Stored data
Start

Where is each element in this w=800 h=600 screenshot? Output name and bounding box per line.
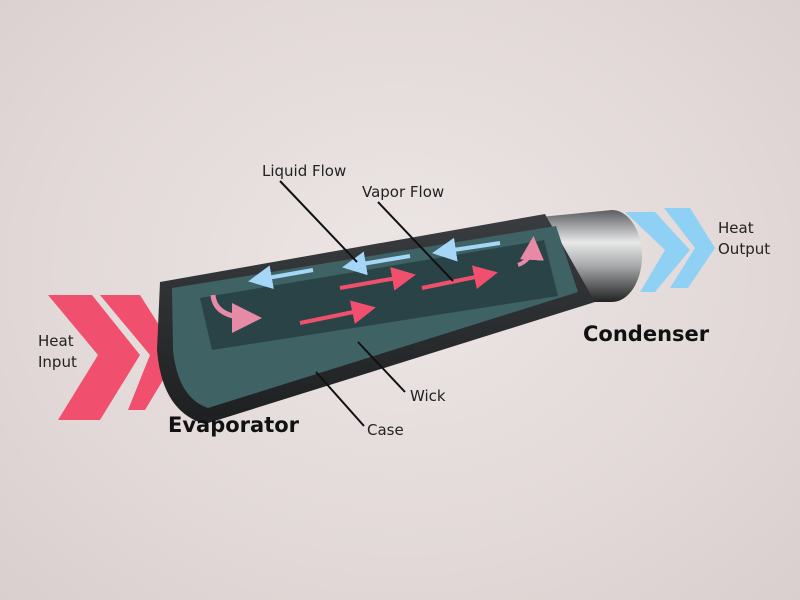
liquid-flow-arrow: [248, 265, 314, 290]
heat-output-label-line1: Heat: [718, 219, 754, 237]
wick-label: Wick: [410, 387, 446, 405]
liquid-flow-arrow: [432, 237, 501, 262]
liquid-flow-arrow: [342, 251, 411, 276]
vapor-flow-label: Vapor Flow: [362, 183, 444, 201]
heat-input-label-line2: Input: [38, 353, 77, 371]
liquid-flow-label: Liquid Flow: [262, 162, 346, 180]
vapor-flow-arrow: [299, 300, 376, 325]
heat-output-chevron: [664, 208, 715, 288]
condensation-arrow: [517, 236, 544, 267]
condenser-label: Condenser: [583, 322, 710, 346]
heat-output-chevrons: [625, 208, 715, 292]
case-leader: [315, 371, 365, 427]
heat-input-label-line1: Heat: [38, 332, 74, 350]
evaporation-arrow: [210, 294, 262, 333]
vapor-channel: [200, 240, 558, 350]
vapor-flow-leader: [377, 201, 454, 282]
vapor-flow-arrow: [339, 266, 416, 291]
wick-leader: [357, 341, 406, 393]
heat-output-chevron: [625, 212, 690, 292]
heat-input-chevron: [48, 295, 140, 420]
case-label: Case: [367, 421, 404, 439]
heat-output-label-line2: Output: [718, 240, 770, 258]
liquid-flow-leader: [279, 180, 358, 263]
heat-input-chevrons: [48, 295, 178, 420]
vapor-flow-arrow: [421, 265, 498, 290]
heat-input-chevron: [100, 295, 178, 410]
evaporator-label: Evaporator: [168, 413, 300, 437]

End

= TASK DESCRIPTION =
Return every line of the stored data above word for word, but omit the picture.

= FULL RESPONSE =
Where is each element in this w=800 h=600 screenshot? Output name and bounding box per line.
liquid-flow-arrow: [248, 265, 314, 290]
heat-output-label-line1: Heat: [718, 219, 754, 237]
wick-label: Wick: [410, 387, 446, 405]
liquid-flow-arrow: [432, 237, 501, 262]
liquid-flow-arrow: [342, 251, 411, 276]
vapor-flow-label: Vapor Flow: [362, 183, 444, 201]
heat-input-label-line2: Input: [38, 353, 77, 371]
liquid-flow-label: Liquid Flow: [262, 162, 346, 180]
vapor-flow-arrow: [299, 300, 376, 325]
heat-output-chevron: [664, 208, 715, 288]
condensation-arrow: [517, 236, 544, 267]
condenser-label: Condenser: [583, 322, 710, 346]
heat-output-chevrons: [625, 208, 715, 292]
case-leader: [315, 371, 365, 427]
heat-input-label-line1: Heat: [38, 332, 74, 350]
evaporation-arrow: [210, 294, 262, 333]
vapor-channel: [200, 240, 558, 350]
vapor-flow-leader: [377, 201, 454, 282]
vapor-flow-arrow: [339, 266, 416, 291]
wick-leader: [357, 341, 406, 393]
heat-output-chevron: [625, 212, 690, 292]
heat-input-chevron: [48, 295, 140, 420]
case-label: Case: [367, 421, 404, 439]
heat-output-label-line2: Output: [718, 240, 770, 258]
liquid-flow-leader: [279, 180, 358, 263]
heat-input-chevrons: [48, 295, 178, 420]
vapor-flow-arrow: [421, 265, 498, 290]
heat-input-chevron: [100, 295, 178, 410]
evaporator-label: Evaporator: [168, 413, 300, 437]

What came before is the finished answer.